>> Begin

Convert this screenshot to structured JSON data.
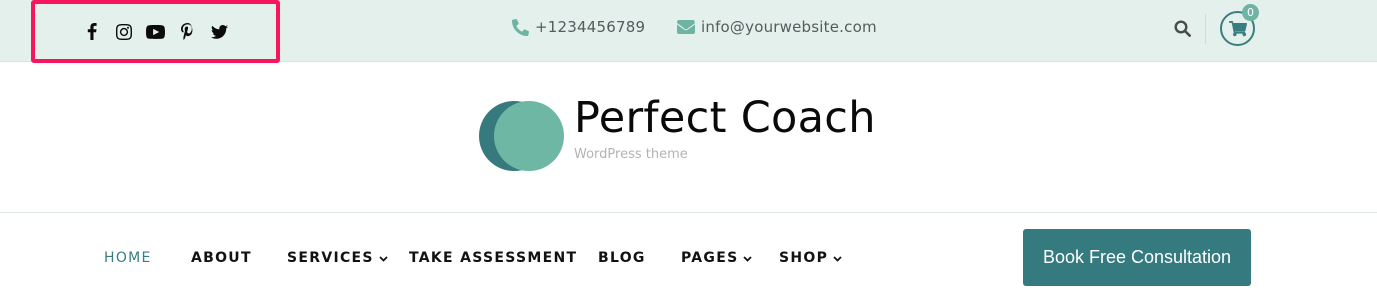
{
  "topbar": {
    "social": [
      {
        "icon": "facebook-icon"
      },
      {
        "icon": "instagram-icon"
      },
      {
        "icon": "youtube-icon"
      },
      {
        "icon": "pinterest-icon"
      },
      {
        "icon": "twitter-icon"
      }
    ],
    "phone": "+1234456789",
    "email": "info@yourwebsite.com",
    "cart_count": "0"
  },
  "brand": {
    "title": "Perfect Coach",
    "subtitle": "WordPress theme"
  },
  "nav": {
    "items": [
      {
        "label": "HOME",
        "active": true,
        "dropdown": false
      },
      {
        "label": "ABOUT",
        "active": false,
        "dropdown": false
      },
      {
        "label": "SERVICES",
        "active": false,
        "dropdown": true
      },
      {
        "label": "TAKE ASSESSMENT",
        "active": false,
        "dropdown": false
      },
      {
        "label": "BLOG",
        "active": false,
        "dropdown": false
      },
      {
        "label": "PAGES",
        "active": false,
        "dropdown": true
      },
      {
        "label": "SHOP",
        "active": false,
        "dropdown": true
      }
    ],
    "cta_label": "Book Free Consultation"
  },
  "colors": {
    "topbar_bg": "#e3f0eb",
    "accent": "#357a7e",
    "accent_light": "#6fb3a4",
    "highlight_border": "#f7155e"
  }
}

>> End

Copy the records above exactly. The pictures are not part of the copy.

**CORRECT RESPONSE**
Convert this screenshot to structured JSON data.
{
  "topbar": {
    "social": [
      {
        "icon": "facebook-icon"
      },
      {
        "icon": "instagram-icon"
      },
      {
        "icon": "youtube-icon"
      },
      {
        "icon": "pinterest-icon"
      },
      {
        "icon": "twitter-icon"
      }
    ],
    "phone": "+1234456789",
    "email": "info@yourwebsite.com",
    "cart_count": "0"
  },
  "brand": {
    "title": "Perfect Coach",
    "subtitle": "WordPress theme"
  },
  "nav": {
    "items": [
      {
        "label": "HOME",
        "active": true,
        "dropdown": false
      },
      {
        "label": "ABOUT",
        "active": false,
        "dropdown": false
      },
      {
        "label": "SERVICES",
        "active": false,
        "dropdown": true
      },
      {
        "label": "TAKE ASSESSMENT",
        "active": false,
        "dropdown": false
      },
      {
        "label": "BLOG",
        "active": false,
        "dropdown": false
      },
      {
        "label": "PAGES",
        "active": false,
        "dropdown": true
      },
      {
        "label": "SHOP",
        "active": false,
        "dropdown": true
      }
    ],
    "cta_label": "Book Free Consultation"
  },
  "colors": {
    "topbar_bg": "#e3f0eb",
    "accent": "#357a7e",
    "accent_light": "#6fb3a4",
    "highlight_border": "#f7155e"
  }
}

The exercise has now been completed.